(Figure dataset records)
- - -

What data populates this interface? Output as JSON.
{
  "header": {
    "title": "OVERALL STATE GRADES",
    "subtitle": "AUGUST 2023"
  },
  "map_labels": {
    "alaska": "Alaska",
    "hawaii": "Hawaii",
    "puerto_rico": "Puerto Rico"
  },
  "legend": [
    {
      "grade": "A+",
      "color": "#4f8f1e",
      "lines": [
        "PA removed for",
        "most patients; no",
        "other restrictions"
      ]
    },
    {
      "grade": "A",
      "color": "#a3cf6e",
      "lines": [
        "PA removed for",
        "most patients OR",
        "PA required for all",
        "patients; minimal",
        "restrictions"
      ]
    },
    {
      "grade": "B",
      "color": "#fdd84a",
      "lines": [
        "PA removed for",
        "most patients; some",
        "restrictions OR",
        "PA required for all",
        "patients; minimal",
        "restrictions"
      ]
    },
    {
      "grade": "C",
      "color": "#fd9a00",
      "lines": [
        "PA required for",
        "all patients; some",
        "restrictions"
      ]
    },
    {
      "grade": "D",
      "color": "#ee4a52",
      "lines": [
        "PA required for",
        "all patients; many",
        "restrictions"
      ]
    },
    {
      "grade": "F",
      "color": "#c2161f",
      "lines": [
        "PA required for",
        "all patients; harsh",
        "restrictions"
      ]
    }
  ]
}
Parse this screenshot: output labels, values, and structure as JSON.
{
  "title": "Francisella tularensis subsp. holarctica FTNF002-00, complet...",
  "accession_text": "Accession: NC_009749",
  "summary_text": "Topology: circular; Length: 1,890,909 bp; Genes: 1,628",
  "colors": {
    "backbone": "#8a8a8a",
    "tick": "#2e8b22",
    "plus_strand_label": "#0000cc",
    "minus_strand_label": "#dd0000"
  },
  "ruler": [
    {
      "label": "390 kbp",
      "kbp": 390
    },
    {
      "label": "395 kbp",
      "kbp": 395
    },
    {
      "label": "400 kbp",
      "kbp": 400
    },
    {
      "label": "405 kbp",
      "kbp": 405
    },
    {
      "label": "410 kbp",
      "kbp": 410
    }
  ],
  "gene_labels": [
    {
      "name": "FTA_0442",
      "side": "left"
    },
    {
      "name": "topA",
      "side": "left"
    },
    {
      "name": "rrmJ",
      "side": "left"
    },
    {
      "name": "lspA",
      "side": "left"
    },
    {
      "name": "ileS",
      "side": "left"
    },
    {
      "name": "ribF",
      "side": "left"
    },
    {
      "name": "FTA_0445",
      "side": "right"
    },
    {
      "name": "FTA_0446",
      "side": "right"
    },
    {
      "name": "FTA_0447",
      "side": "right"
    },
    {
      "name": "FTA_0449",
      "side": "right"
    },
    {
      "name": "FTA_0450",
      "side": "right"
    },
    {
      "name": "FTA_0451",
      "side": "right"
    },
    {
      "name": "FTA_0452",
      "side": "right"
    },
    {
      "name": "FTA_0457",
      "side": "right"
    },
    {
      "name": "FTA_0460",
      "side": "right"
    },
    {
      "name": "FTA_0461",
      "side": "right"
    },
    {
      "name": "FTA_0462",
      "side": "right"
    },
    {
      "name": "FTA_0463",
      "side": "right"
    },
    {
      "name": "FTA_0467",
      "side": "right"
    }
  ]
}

- - -

Return every line from the entries above that includes the word "this".

What data populates this interface? Output as JSON.
Parse this screenshot: output labels, values, and structure as JSON.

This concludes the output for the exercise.